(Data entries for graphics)
* begin *

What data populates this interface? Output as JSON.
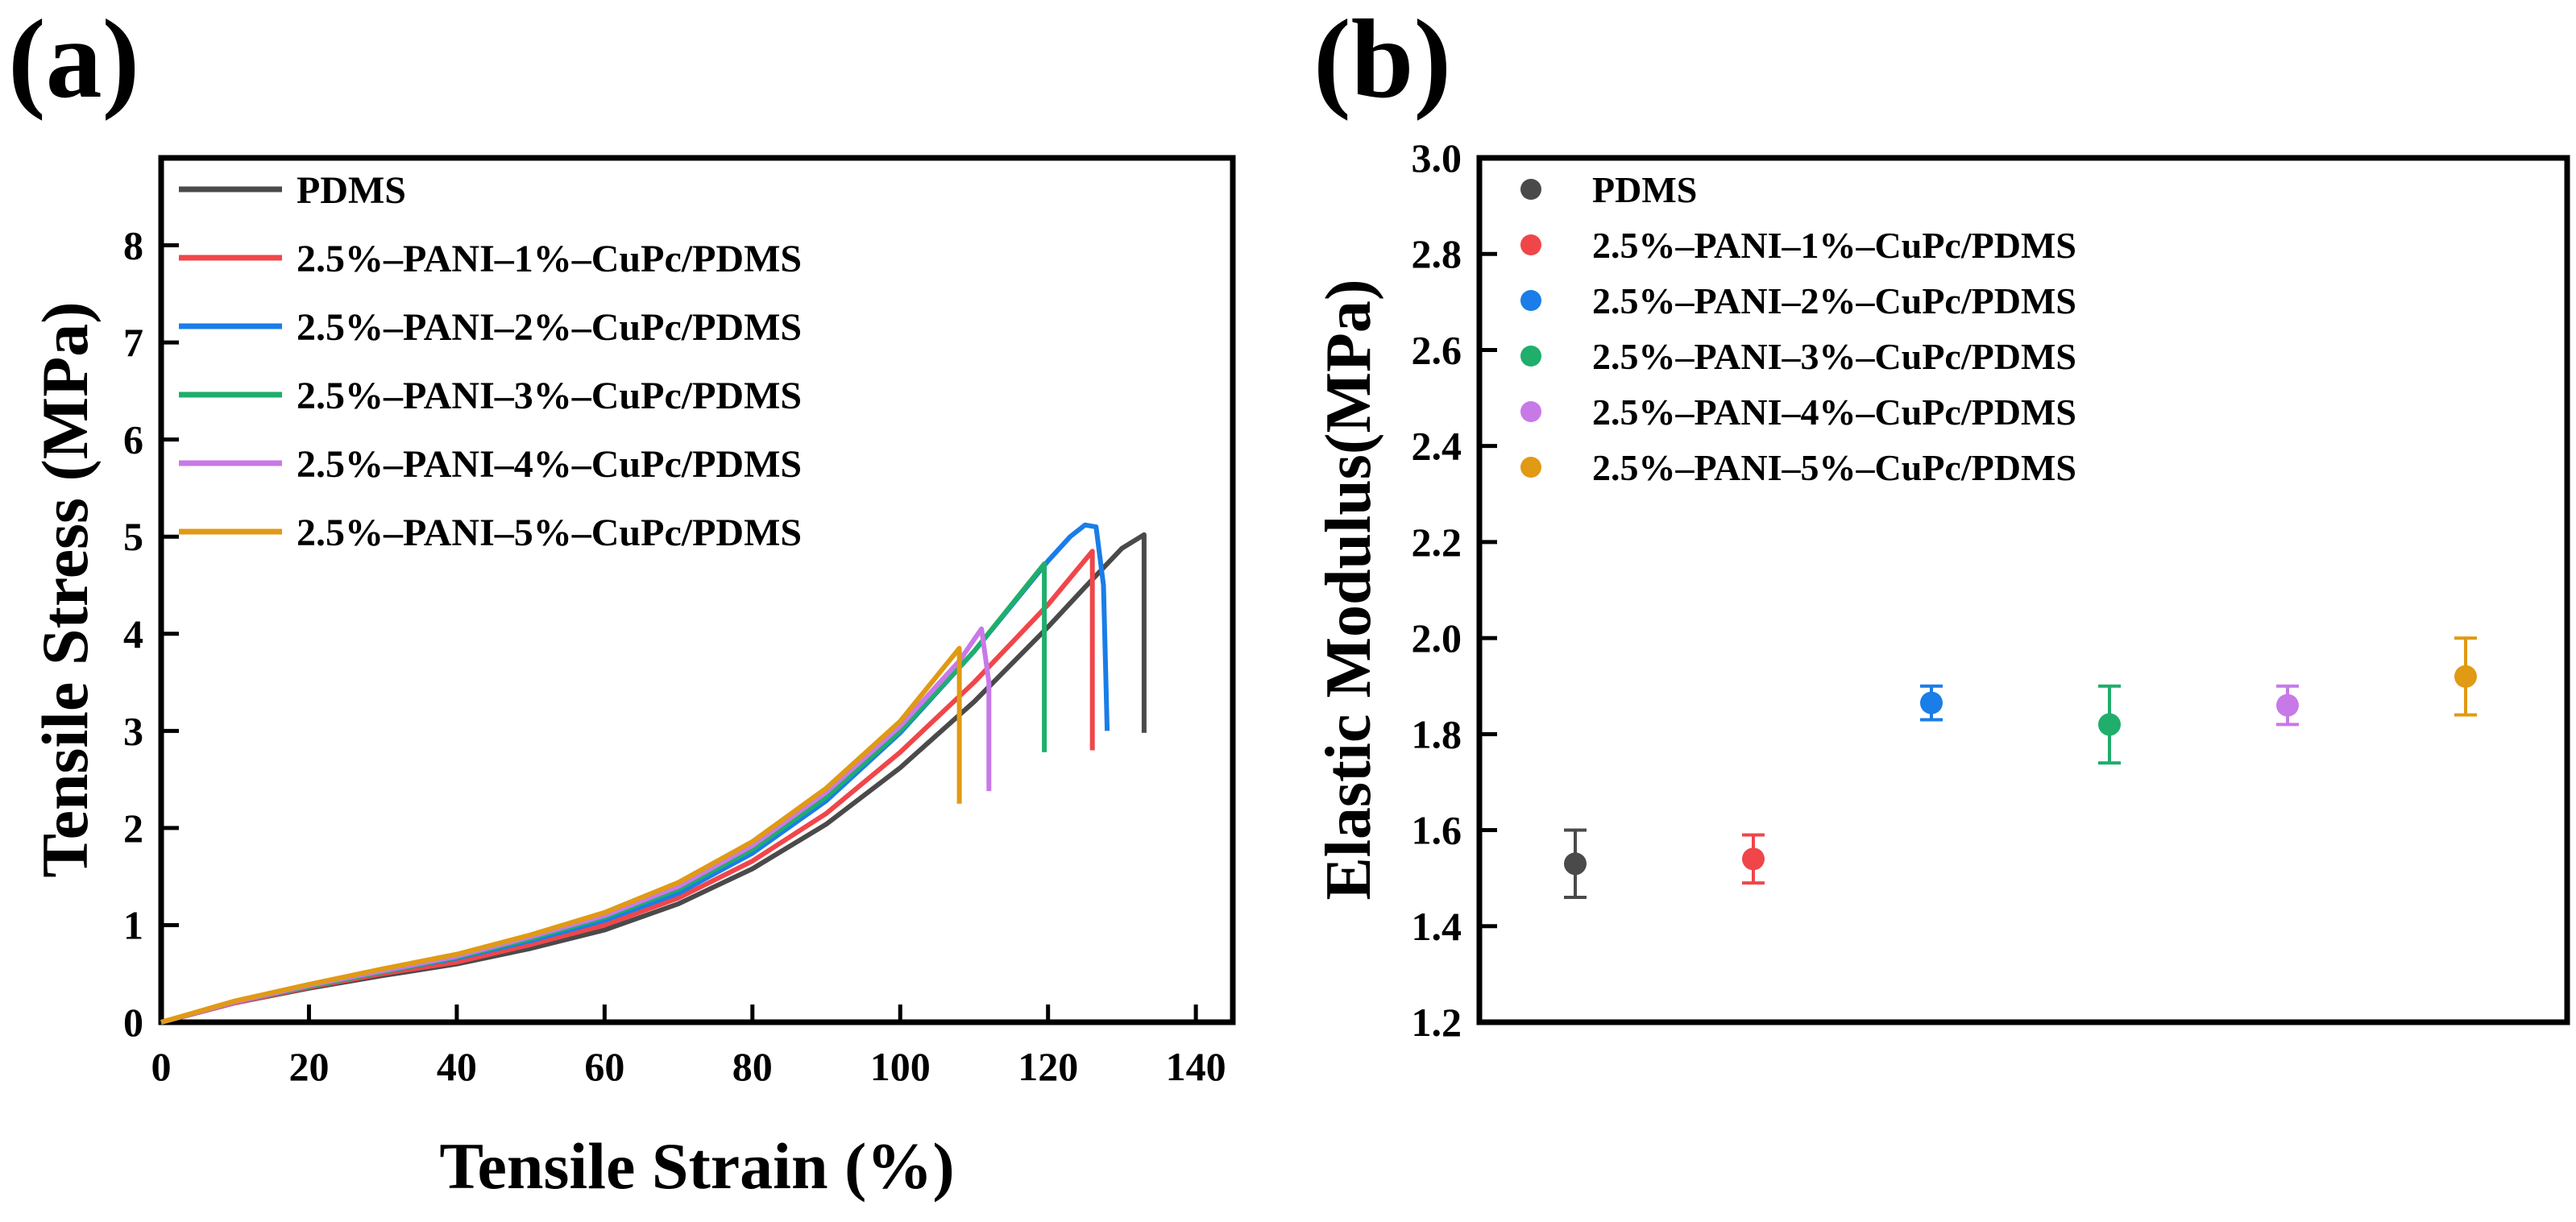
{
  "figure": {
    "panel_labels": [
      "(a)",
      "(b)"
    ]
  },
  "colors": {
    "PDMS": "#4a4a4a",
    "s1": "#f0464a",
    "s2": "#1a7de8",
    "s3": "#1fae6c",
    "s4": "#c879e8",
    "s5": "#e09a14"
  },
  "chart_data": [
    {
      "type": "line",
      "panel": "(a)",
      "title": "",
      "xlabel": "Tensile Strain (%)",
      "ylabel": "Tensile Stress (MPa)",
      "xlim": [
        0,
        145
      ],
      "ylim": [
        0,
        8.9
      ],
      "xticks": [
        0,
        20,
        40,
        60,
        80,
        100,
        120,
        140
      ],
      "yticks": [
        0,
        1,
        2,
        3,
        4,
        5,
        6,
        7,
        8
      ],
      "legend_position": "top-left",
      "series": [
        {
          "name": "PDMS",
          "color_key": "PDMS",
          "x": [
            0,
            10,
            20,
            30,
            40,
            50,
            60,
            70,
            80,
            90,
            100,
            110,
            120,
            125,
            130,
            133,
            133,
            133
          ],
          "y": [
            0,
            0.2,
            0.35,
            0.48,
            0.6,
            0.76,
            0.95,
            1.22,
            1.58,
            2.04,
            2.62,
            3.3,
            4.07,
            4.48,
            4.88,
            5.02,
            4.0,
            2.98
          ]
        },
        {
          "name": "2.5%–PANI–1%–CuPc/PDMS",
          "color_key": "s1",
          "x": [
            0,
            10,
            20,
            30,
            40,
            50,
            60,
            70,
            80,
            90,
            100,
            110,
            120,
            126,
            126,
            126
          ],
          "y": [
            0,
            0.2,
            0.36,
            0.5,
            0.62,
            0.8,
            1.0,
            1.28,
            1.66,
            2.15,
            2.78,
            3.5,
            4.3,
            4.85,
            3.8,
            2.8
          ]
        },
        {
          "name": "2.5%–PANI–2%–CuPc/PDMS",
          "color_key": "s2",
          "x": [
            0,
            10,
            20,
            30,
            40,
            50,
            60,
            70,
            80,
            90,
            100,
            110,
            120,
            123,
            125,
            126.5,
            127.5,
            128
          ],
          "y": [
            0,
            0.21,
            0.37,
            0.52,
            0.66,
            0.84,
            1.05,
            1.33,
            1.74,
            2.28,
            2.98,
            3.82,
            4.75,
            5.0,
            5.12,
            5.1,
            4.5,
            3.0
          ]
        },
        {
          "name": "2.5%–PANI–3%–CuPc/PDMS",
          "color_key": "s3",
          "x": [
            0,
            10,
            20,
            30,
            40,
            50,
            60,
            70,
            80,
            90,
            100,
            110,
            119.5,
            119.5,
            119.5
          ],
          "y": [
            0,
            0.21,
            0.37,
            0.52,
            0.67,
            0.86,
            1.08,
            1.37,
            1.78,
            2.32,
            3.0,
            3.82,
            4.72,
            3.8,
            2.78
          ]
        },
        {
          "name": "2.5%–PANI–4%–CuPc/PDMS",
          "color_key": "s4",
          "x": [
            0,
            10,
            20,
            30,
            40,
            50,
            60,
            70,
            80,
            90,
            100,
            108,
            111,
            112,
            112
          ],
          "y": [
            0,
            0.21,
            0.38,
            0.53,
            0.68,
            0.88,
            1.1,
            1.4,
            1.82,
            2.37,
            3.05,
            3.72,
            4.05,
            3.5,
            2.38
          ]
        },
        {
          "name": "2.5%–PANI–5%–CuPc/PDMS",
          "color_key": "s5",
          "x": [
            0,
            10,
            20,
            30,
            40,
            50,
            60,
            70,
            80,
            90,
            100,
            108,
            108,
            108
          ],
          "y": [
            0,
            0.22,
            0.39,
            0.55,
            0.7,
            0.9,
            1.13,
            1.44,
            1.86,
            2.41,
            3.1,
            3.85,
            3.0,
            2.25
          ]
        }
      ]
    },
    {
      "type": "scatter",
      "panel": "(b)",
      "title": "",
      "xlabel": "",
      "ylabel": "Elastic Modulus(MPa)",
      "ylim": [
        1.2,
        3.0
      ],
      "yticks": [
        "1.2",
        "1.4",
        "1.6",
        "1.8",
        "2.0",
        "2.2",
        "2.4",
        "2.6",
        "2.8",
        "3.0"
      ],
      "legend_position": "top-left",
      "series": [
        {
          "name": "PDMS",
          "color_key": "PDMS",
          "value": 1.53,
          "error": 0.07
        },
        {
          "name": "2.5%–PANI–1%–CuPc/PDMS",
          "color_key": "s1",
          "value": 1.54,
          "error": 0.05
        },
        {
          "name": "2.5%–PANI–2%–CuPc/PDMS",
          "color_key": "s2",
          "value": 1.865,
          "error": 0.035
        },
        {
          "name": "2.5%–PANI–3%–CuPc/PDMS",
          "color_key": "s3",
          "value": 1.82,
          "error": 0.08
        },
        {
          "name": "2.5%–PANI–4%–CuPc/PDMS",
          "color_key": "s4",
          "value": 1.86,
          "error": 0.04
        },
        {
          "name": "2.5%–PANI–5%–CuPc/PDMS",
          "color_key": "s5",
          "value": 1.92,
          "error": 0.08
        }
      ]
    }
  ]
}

* end *

EXERCISE DETAILS: Say how many lines have the string "error" in them, offering no words beyond the number.

RESPONSE TO THIS EXERCISE: 6